Every line that holds the string "JSON" is to be identified and copied.

_ _ _ _

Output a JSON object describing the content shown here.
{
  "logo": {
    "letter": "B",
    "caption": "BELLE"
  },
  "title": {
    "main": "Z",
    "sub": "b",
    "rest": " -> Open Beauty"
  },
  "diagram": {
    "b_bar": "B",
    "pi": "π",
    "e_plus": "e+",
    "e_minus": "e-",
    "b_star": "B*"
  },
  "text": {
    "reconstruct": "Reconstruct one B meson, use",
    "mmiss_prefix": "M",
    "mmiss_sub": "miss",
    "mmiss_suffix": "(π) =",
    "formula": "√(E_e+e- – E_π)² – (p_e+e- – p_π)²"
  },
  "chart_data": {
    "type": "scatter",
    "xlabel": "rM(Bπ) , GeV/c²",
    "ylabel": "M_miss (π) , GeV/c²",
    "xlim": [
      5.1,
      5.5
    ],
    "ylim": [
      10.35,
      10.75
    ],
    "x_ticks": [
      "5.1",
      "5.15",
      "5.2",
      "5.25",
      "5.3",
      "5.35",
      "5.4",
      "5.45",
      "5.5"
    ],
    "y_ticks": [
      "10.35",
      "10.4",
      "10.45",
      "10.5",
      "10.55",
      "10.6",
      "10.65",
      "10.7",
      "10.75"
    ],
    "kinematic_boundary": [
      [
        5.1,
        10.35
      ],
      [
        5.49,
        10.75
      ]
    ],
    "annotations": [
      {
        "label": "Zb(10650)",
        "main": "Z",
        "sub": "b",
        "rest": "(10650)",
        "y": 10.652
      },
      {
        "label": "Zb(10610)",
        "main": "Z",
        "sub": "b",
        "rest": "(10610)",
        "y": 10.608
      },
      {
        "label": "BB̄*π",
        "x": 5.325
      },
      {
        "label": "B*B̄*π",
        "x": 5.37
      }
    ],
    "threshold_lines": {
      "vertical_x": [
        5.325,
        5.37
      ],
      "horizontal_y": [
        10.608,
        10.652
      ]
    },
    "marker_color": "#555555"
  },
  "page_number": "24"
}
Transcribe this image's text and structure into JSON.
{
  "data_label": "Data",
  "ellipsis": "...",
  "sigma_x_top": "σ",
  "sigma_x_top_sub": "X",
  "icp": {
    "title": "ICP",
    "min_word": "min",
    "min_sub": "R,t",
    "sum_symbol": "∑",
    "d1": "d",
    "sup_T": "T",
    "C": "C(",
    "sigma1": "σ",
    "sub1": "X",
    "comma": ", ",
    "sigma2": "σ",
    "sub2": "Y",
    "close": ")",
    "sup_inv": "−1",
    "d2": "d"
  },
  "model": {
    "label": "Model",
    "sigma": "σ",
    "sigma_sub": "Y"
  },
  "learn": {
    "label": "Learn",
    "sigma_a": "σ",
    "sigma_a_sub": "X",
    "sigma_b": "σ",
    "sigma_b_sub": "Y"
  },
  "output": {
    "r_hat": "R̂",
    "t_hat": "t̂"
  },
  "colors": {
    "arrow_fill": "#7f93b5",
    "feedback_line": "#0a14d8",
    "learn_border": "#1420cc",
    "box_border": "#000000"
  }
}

_ _ _ _

> **Task answer**
Output a JSON object describing the content shown here.
Transcribe this image's text and structure into JSON.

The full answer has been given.